Requirement: Copy all lines that contain the word "days".

Given information:
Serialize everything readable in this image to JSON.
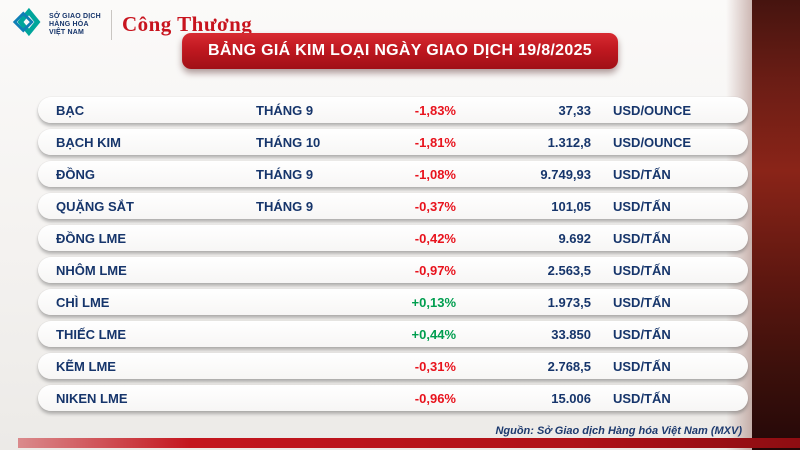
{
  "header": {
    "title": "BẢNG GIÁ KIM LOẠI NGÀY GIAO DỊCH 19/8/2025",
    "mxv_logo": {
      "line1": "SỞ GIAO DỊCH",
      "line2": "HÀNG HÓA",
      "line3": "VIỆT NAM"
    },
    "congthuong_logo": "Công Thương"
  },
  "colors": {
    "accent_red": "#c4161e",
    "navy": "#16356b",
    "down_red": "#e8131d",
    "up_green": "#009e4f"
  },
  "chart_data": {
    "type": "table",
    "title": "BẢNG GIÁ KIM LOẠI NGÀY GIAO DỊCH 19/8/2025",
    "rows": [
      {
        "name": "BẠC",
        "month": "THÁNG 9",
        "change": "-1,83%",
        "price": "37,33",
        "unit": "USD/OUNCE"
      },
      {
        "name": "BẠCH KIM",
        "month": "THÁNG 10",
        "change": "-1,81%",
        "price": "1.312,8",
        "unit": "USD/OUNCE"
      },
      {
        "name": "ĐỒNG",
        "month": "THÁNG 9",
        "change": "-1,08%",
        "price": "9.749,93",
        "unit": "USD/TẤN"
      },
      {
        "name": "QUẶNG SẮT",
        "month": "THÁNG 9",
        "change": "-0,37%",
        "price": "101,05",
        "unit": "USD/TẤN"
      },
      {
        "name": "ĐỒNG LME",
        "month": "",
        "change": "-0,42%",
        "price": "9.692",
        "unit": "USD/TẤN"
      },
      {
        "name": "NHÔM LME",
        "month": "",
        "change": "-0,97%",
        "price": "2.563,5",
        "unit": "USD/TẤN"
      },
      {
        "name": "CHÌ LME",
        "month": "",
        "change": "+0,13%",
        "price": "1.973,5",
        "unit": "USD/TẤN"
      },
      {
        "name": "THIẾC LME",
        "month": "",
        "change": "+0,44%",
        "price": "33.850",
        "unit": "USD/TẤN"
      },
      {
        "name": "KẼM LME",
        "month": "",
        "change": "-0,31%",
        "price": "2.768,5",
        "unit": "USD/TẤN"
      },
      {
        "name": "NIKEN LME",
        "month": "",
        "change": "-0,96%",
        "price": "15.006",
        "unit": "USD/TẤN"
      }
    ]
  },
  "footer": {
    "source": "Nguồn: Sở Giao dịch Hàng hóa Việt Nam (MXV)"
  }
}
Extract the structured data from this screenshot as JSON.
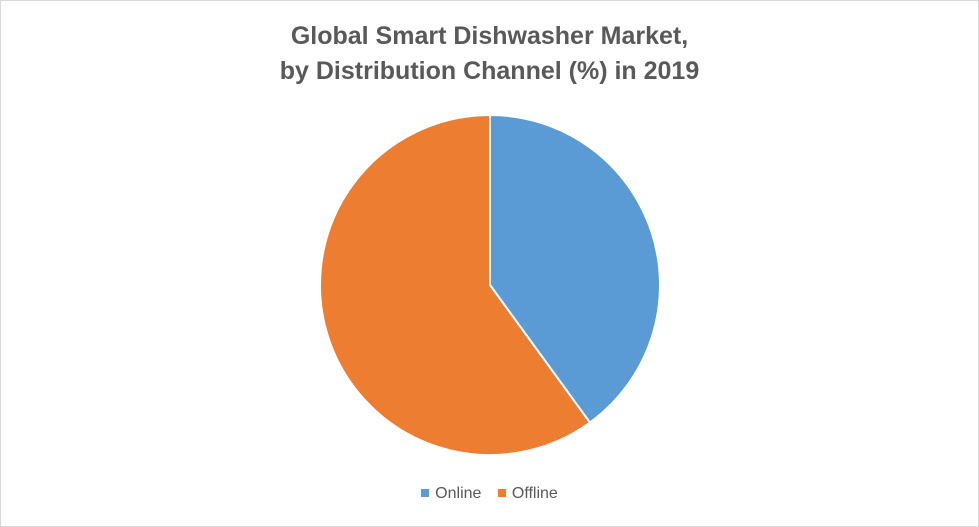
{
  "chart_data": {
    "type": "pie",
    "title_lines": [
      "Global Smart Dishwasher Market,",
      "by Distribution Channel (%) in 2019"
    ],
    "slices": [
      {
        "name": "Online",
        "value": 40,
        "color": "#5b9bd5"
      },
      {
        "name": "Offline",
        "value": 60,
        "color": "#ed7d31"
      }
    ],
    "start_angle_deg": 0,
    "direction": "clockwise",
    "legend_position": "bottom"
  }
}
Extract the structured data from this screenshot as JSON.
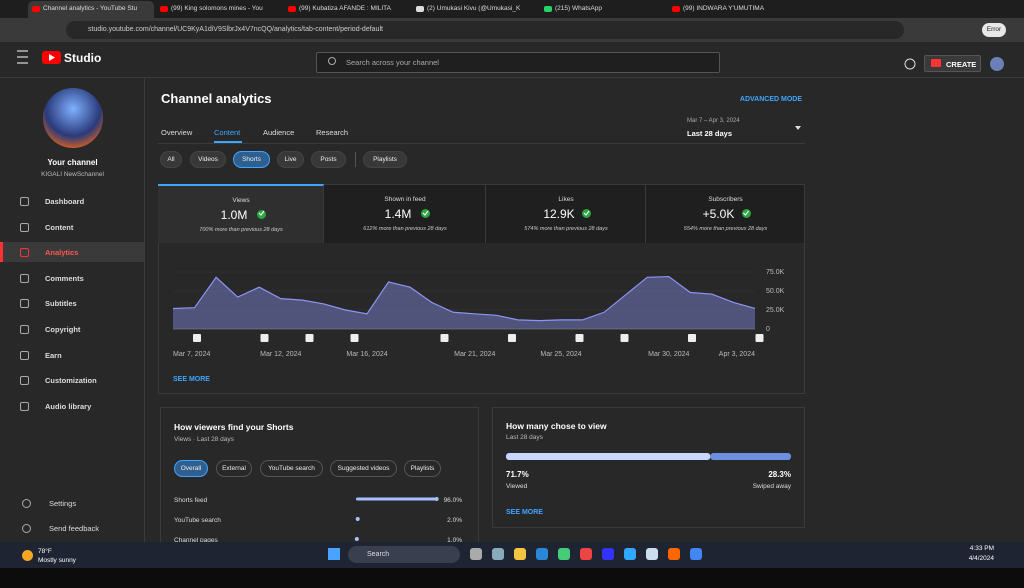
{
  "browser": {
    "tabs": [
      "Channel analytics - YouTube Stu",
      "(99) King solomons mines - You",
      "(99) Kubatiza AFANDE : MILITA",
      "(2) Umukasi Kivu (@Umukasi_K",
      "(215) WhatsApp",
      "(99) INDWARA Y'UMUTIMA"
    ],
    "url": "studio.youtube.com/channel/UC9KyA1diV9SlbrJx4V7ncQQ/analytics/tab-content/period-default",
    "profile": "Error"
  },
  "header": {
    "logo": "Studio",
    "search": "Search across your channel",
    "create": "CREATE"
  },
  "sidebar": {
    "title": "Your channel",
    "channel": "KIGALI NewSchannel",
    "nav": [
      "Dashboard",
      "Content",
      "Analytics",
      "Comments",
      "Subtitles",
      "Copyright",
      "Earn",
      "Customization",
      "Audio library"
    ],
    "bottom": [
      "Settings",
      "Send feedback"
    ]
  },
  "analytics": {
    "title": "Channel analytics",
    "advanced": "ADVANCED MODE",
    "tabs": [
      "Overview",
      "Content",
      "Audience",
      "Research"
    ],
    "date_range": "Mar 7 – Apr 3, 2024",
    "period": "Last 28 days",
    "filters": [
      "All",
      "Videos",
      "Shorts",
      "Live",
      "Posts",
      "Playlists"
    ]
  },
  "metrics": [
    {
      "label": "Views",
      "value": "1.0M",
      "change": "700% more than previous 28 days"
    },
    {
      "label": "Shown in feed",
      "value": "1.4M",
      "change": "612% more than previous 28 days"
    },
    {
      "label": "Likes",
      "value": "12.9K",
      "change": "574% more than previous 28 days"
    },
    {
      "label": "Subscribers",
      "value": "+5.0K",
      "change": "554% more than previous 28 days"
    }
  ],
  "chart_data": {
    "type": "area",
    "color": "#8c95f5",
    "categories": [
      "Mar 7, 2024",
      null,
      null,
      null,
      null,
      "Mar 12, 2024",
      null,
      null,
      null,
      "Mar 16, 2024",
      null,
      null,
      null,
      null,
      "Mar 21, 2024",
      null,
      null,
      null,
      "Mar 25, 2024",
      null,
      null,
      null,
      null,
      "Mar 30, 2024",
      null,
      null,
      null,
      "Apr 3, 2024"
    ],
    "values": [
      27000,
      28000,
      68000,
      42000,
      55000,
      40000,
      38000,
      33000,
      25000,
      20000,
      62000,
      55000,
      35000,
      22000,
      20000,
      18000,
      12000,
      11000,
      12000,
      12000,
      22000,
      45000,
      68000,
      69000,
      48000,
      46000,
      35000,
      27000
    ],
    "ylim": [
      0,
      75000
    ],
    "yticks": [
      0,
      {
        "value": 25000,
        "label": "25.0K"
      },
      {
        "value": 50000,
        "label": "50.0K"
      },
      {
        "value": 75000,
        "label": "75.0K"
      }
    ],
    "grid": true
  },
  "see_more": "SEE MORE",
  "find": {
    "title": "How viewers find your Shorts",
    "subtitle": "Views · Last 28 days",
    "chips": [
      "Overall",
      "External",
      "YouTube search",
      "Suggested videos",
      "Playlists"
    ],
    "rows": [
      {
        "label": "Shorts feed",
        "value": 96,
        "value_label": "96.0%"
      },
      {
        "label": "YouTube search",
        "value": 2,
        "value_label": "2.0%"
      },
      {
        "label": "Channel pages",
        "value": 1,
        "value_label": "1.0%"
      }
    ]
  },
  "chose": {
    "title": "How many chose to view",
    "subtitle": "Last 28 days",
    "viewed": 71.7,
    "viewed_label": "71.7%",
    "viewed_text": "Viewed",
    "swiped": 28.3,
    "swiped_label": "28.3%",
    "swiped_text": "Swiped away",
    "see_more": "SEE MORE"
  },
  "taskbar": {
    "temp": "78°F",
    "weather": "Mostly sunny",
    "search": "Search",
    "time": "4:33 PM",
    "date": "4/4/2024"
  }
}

==

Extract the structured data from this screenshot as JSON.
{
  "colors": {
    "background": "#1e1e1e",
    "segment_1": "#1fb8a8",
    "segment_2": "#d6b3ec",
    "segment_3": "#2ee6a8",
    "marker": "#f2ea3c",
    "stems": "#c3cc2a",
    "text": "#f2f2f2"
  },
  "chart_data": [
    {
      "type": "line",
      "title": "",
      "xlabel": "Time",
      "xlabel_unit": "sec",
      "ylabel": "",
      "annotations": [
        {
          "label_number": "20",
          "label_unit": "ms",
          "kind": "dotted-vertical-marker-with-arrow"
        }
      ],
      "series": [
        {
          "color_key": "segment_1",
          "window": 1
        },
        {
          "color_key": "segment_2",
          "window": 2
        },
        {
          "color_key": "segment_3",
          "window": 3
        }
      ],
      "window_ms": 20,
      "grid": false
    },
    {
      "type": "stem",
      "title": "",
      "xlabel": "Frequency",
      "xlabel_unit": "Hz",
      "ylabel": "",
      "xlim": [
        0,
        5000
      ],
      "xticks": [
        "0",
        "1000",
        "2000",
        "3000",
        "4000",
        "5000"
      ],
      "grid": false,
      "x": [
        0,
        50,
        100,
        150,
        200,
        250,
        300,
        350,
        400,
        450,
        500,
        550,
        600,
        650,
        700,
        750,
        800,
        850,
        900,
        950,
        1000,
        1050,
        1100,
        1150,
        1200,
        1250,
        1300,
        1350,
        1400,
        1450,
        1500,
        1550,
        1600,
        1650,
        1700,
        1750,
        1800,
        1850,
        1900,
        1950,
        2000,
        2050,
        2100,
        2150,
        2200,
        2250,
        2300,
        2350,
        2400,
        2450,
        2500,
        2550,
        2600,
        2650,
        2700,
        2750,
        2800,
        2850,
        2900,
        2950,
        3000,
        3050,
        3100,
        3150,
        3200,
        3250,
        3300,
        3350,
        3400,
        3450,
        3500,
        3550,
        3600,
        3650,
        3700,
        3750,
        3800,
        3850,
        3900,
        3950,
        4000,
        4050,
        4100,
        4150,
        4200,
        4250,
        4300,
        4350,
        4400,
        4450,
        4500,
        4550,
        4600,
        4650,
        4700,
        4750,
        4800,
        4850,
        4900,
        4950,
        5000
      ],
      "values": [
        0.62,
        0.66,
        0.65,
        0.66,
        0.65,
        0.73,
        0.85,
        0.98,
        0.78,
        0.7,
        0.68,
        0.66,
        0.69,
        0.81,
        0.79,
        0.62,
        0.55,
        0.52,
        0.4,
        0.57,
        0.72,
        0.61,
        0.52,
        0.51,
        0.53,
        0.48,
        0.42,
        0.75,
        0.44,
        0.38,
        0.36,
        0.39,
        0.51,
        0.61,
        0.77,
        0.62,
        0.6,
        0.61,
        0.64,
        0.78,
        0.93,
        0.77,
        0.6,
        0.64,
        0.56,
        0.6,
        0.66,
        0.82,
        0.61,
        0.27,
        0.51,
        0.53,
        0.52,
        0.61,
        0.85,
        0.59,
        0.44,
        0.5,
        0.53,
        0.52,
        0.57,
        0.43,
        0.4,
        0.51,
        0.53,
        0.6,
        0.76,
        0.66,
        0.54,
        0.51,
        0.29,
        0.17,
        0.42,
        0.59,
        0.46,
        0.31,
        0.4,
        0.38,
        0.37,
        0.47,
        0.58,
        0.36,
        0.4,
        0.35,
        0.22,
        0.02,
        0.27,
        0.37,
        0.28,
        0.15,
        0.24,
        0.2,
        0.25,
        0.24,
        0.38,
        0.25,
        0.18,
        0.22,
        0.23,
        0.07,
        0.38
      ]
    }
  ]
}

* * *

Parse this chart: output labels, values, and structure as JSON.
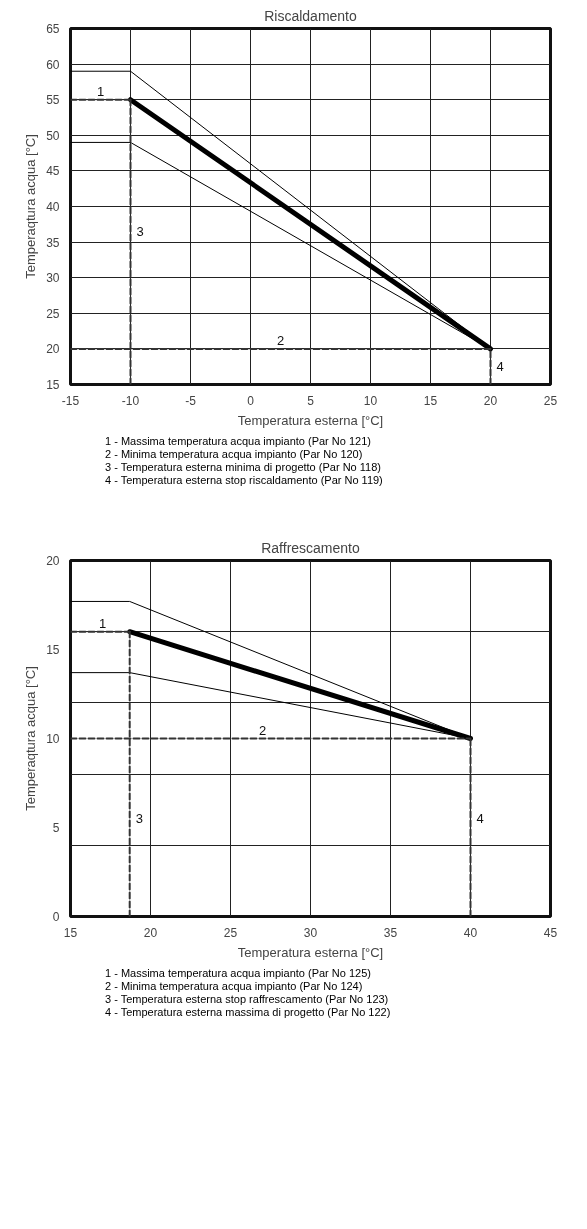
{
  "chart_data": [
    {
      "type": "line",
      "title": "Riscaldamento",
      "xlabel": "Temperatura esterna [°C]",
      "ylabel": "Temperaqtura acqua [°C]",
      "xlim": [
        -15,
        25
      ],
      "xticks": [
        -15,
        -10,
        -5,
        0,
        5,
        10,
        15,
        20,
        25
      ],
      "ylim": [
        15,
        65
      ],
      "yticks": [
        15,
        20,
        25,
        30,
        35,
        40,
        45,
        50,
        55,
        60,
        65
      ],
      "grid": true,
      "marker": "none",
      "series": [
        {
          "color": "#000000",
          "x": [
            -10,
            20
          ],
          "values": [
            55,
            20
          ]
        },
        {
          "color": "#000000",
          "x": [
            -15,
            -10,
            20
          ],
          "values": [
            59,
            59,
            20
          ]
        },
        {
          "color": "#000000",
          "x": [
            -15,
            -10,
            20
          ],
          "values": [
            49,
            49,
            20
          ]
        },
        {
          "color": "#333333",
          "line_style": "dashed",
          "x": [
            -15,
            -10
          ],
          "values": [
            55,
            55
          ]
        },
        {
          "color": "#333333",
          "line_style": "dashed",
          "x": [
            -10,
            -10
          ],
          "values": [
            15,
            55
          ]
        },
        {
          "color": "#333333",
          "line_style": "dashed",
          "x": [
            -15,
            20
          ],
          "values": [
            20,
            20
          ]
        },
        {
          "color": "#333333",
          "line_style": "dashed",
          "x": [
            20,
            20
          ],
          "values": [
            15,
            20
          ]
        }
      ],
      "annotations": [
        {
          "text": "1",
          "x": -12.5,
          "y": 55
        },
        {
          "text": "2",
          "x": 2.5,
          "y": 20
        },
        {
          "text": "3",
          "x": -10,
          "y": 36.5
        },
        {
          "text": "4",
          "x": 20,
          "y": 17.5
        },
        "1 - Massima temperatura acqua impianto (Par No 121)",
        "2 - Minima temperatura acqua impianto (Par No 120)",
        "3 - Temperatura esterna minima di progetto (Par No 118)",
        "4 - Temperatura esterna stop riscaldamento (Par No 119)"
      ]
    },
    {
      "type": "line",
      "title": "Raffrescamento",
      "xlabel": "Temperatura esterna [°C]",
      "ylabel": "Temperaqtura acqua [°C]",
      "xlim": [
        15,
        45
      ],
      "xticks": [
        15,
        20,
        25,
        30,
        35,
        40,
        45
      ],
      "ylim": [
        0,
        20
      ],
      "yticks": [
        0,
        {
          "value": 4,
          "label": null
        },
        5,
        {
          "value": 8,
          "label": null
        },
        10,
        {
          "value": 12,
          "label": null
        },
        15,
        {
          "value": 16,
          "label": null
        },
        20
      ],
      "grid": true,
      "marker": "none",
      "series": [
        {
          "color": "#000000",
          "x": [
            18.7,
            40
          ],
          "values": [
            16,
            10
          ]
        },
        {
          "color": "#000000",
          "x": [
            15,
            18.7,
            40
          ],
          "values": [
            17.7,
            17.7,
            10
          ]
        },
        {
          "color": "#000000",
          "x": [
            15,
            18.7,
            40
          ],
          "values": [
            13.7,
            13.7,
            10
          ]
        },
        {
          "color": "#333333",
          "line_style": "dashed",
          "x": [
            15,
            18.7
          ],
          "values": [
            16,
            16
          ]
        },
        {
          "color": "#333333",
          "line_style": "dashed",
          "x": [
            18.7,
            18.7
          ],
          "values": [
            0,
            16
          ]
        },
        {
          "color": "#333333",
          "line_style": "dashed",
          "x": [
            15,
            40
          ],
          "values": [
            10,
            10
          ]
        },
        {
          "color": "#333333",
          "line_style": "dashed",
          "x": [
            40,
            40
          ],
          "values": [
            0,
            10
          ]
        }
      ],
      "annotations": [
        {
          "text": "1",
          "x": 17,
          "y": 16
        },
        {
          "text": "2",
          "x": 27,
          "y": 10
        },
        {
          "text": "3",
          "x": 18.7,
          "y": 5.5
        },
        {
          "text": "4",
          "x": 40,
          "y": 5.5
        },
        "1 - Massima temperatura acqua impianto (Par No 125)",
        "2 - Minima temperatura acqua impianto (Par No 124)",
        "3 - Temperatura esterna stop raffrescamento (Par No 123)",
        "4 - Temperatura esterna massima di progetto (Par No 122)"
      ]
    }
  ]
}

In response:
    "period": "Last 28 days",
      "change": "700% more than previous 28 days"
      "change": "612% more than previous 28 days"
      "change": "574% more than previous 28 days"
      "change": "554% more than previous 28 days"
    "subtitle": "Views · Last 28 days",
    "subtitle": "Last 28 days",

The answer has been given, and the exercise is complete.